Work to complete: Repeat, without any change, the entries presented below.

──────── Extracted information

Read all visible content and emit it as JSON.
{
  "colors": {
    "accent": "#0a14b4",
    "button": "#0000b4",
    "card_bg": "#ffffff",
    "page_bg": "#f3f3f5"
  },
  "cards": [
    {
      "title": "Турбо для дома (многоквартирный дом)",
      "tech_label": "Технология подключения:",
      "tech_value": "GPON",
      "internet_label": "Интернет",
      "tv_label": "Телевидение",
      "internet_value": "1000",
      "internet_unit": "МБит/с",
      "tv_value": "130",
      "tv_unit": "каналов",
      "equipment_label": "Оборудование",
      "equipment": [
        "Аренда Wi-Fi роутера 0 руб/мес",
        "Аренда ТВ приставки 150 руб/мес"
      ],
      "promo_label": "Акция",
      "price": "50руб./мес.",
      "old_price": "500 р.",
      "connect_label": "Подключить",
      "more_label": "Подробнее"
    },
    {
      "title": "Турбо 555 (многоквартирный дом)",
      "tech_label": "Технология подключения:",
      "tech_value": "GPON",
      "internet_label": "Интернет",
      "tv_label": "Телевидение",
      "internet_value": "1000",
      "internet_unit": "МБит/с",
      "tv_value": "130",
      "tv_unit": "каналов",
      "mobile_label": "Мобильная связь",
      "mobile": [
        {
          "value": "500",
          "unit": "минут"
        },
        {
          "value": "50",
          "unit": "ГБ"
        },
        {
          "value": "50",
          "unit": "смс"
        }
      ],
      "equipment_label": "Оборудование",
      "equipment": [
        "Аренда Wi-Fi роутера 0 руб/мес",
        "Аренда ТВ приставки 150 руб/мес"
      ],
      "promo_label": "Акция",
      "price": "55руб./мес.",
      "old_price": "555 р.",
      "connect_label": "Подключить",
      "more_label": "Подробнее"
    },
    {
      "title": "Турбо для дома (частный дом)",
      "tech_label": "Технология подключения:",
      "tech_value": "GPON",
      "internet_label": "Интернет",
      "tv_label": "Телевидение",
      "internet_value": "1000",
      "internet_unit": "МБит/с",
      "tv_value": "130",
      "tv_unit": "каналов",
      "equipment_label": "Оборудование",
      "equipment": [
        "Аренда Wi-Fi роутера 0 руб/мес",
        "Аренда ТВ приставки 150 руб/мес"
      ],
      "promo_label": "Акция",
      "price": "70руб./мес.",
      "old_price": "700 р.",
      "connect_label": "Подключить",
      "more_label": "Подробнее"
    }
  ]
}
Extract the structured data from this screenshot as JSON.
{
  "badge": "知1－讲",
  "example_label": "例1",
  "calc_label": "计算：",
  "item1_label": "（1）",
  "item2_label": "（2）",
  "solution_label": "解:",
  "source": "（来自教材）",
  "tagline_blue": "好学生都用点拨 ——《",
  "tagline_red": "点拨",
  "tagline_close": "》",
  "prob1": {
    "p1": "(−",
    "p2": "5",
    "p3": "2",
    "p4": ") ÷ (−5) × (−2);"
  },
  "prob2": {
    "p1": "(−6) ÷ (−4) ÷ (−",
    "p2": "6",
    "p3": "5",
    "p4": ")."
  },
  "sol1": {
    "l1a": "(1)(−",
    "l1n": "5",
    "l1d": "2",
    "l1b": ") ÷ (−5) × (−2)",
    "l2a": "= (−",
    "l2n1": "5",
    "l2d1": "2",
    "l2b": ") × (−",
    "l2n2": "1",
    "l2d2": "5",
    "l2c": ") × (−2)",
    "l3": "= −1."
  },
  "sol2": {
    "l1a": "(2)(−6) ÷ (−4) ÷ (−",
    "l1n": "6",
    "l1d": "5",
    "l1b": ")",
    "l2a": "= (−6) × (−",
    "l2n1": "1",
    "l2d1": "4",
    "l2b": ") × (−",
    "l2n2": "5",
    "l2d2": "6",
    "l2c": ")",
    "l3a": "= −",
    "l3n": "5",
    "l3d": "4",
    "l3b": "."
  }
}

────────────────

Written response:
Read all visible content and emit it as JSON.
{
  "colors": {
    "accent": "#0a14b4",
    "button": "#0000b4",
    "card_bg": "#ffffff",
    "page_bg": "#f3f3f5"
  },
  "cards": [
    {
      "title": "Турбо для дома (многоквартирный дом)",
      "tech_label": "Технология подключения:",
      "tech_value": "GPON",
      "internet_label": "Интернет",
      "tv_label": "Телевидение",
      "internet_value": "1000",
      "internet_unit": "МБит/с",
      "tv_value": "130",
      "tv_unit": "каналов",
      "equipment_label": "Оборудование",
      "equipment": [
        "Аренда Wi-Fi роутера 0 руб/мес",
        "Аренда ТВ приставки 150 руб/мес"
      ],
      "promo_label": "Акция",
      "price": "50руб./мес.",
      "old_price": "500 р.",
      "connect_label": "Подключить",
      "more_label": "Подробнее"
    },
    {
      "title": "Турбо 555 (многоквартирный дом)",
      "tech_label": "Технология подключения:",
      "tech_value": "GPON",
      "internet_label": "Интернет",
      "tv_label": "Телевидение",
      "internet_value": "1000",
      "internet_unit": "МБит/с",
      "tv_value": "130",
      "tv_unit": "каналов",
      "mobile_label": "Мобильная связь",
      "mobile": [
        {
          "value": "500",
          "unit": "минут"
        },
        {
          "value": "50",
          "unit": "ГБ"
        },
        {
          "value": "50",
          "unit": "смс"
        }
      ],
      "equipment_label": "Оборудование",
      "equipment": [
        "Аренда Wi-Fi роутера 0 руб/мес",
        "Аренда ТВ приставки 150 руб/мес"
      ],
      "promo_label": "Акция",
      "price": "55руб./мес.",
      "old_price": "555 р.",
      "connect_label": "Подключить",
      "more_label": "Подробнее"
    },
    {
      "title": "Турбо для дома (частный дом)",
      "tech_label": "Технология подключения:",
      "tech_value": "GPON",
      "internet_label": "Интернет",
      "tv_label": "Телевидение",
      "internet_value": "1000",
      "internet_unit": "МБит/с",
      "tv_value": "130",
      "tv_unit": "каналов",
      "equipment_label": "Оборудование",
      "equipment": [
        "Аренда Wi-Fi роутера 0 руб/мес",
        "Аренда ТВ приставки 150 руб/мес"
      ],
      "promo_label": "Акция",
      "price": "70руб./мес.",
      "old_price": "700 р.",
      "connect_label": "Подключить",
      "more_label": "Подробнее"
    }
  ]
}
Extract the structured data from this screenshot as JSON.
{
  "badge": "知1－讲",
  "example_label": "例1",
  "calc_label": "计算：",
  "item1_label": "（1）",
  "item2_label": "（2）",
  "solution_label": "解:",
  "source": "（来自教材）",
  "tagline_blue": "好学生都用点拨 ——《",
  "tagline_red": "点拨",
  "tagline_close": "》",
  "prob1": {
    "p1": "(−",
    "p2": "5",
    "p3": "2",
    "p4": ") ÷ (−5) × (−2);"
  },
  "prob2": {
    "p1": "(−6) ÷ (−4) ÷ (−",
    "p2": "6",
    "p3": "5",
    "p4": ")."
  },
  "sol1": {
    "l1a": "(1)(−",
    "l1n": "5",
    "l1d": "2",
    "l1b": ") ÷ (−5) × (−2)",
    "l2a": "= (−",
    "l2n1": "5",
    "l2d1": "2",
    "l2b": ") × (−",
    "l2n2": "1",
    "l2d2": "5",
    "l2c": ") × (−2)",
    "l3": "= −1."
  },
  "sol2": {
    "l1a": "(2)(−6) ÷ (−4) ÷ (−",
    "l1n": "6",
    "l1d": "5",
    "l1b": ")",
    "l2a": "= (−6) × (−",
    "l2n1": "1",
    "l2d1": "4",
    "l2b": ") × (−",
    "l2n2": "5",
    "l2d2": "6",
    "l2c": ")",
    "l3a": "= −",
    "l3n": "5",
    "l3d": "4",
    "l3b": "."
  }
}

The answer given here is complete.